Saved entries:
== == ==

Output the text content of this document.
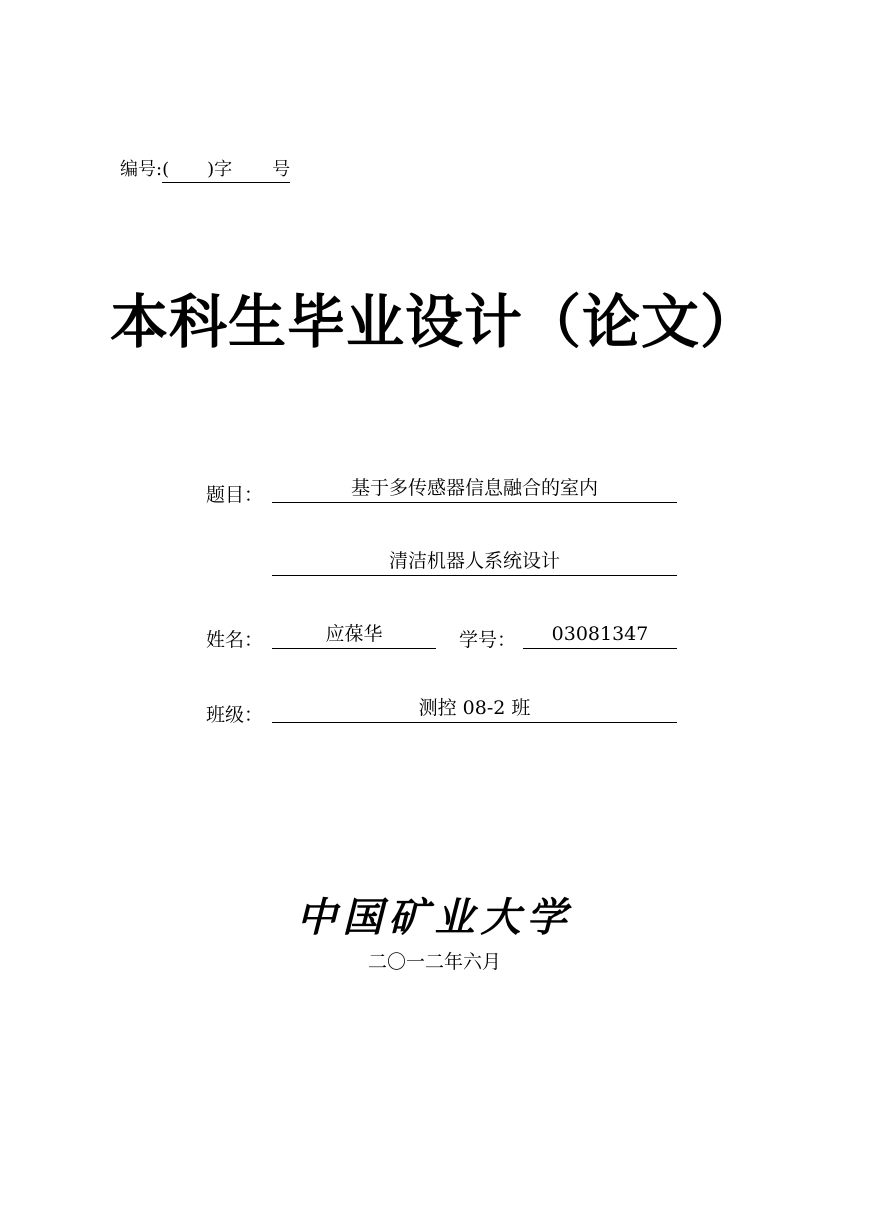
编号:( )字 号
本科生毕业设计（论文）
题目：	基于多传感器信息融合的室内
清洁机器人系统设计
姓名：	应葆华	学号：	03081347
班级：	测控 08-2 班
中国矿业大学
二〇一二年六月
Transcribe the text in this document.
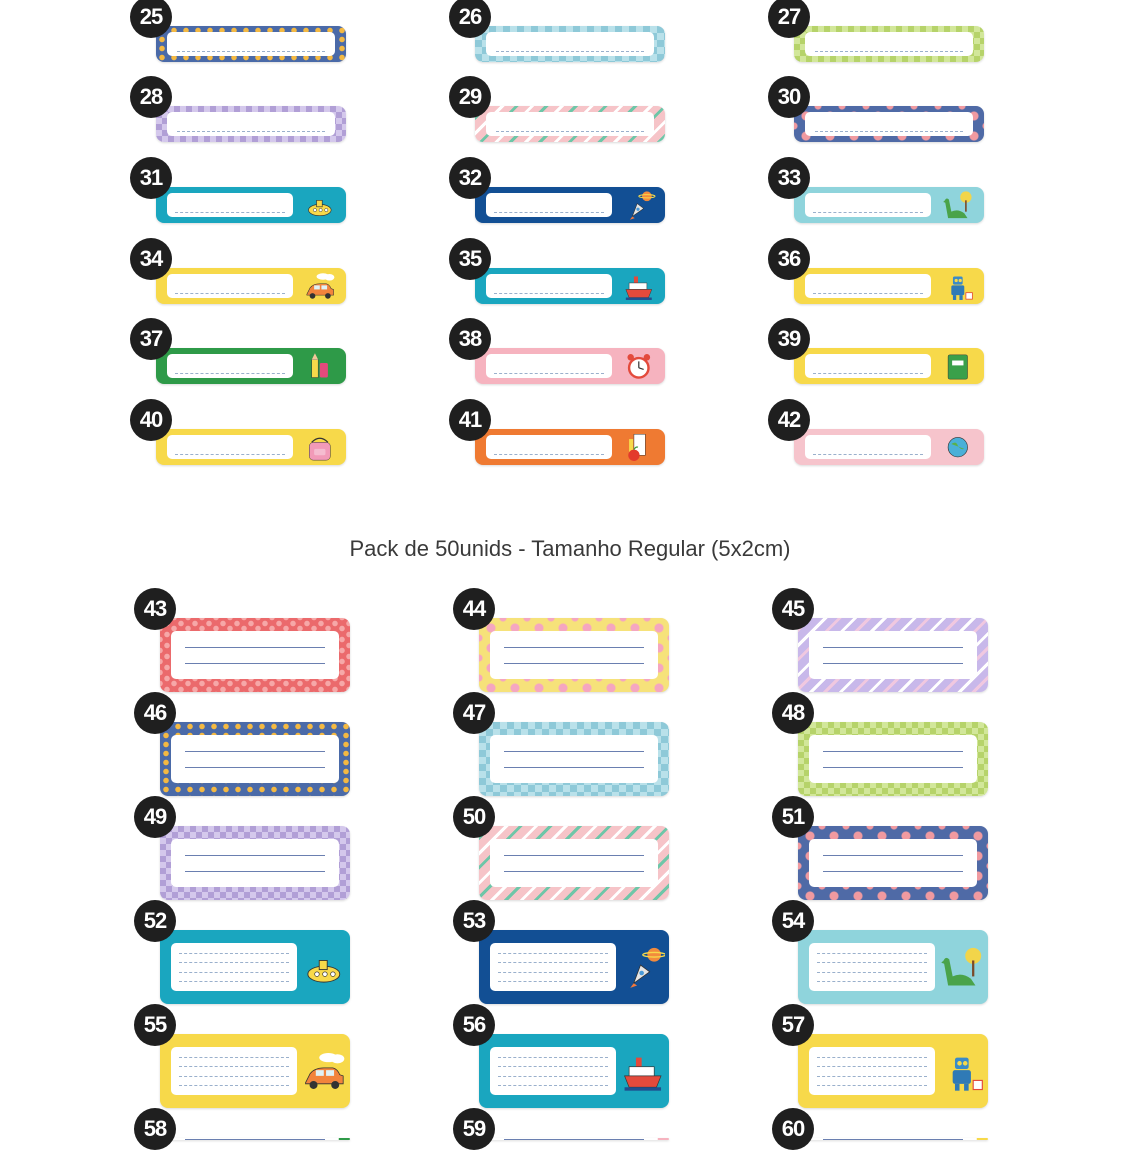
Pack de 50unids - Tamanho Regular (5x2cm)
25	26	27
28	29	30
31	32	33
34	35	36
37	38	39
40	41	42
43	44	45
46	47	48
49	50	51
52	53	54
55	56	57
58	59	60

== == ==

THE EXERCISE:
Every entry should be returned exactly as written, minus the pictures.

FINISHED EXERCISE:
Output the text content of this document.
编号:( )字 号
本科生毕业设计（论文）
题目：	基于多传感器信息融合的室内
清洁机器人系统设计
姓名：	应葆华	学号：	03081347
班级：	测控 08-2 班
中国矿业大学
二〇一二年六月
Transcribe the text in this document.
Pack de 50unids - Tamanho Regular (5x2cm)
25	26	27
28	29	30
31	32	33
34	35	36
37	38	39
40	41	42
43	44	45
46	47	48
49	50	51
52	53	54
55	56	57
58	59	60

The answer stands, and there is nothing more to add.